* **Recorded data**
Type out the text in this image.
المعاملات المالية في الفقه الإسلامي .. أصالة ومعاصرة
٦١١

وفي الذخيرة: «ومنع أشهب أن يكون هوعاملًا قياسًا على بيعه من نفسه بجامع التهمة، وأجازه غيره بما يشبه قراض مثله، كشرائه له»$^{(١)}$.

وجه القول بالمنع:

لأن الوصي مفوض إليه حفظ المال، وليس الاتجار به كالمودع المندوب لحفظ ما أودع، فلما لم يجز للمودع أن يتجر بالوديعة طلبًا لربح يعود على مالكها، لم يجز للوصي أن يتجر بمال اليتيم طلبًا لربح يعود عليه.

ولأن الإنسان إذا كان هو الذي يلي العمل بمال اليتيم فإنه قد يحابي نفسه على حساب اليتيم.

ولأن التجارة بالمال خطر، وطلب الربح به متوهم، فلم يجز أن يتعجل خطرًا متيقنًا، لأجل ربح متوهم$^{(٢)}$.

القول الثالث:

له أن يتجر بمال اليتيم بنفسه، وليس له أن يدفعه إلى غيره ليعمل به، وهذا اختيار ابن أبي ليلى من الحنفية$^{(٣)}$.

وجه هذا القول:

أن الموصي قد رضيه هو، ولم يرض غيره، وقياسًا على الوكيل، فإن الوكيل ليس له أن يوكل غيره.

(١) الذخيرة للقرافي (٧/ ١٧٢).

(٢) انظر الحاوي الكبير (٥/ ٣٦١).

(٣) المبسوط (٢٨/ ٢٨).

...

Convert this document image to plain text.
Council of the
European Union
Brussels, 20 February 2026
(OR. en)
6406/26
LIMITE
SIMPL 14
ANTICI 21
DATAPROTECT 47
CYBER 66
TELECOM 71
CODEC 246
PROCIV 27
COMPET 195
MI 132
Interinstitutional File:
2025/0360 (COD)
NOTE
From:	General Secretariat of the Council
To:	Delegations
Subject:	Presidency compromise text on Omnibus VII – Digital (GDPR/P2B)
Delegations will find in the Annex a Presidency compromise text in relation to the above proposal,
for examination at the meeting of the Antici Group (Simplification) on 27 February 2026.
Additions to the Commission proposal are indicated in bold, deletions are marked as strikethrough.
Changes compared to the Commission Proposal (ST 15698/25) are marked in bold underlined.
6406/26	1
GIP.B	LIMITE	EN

--

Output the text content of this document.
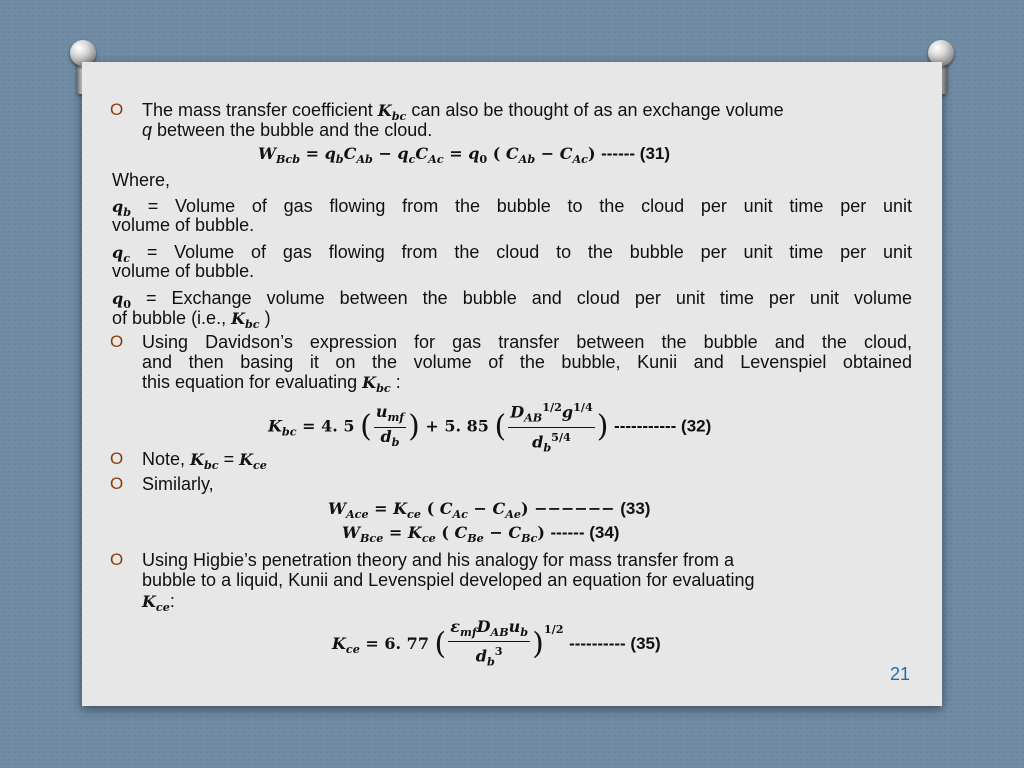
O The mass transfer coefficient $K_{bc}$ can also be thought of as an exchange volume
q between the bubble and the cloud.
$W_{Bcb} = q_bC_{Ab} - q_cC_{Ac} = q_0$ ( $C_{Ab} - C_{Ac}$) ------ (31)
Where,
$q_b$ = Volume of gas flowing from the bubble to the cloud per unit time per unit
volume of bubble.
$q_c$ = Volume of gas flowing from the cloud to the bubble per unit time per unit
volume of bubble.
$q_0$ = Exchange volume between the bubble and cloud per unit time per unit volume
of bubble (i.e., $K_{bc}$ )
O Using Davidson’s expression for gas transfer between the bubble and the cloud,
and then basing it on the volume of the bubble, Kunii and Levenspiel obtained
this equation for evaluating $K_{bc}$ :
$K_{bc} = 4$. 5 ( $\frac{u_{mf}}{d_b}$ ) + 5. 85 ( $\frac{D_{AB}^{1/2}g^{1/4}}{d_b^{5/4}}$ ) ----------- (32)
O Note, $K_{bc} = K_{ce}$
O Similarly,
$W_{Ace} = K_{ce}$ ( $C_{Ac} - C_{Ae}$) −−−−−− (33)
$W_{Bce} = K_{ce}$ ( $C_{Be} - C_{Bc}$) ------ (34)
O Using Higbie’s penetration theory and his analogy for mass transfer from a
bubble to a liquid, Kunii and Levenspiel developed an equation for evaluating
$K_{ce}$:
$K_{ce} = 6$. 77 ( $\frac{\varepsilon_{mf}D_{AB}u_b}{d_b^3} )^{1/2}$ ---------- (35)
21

* **Objective**
Collect every line above that contains the word "unit".

* **Full response**
$q_b$ = Volume of gas flowing from the bubble to the cloud per unit time per unit
$q_c$ = Volume of gas flowing from the cloud to the bubble per unit time per unit
$q_0$ = Exchange volume between the bubble and cloud per unit time per unit volume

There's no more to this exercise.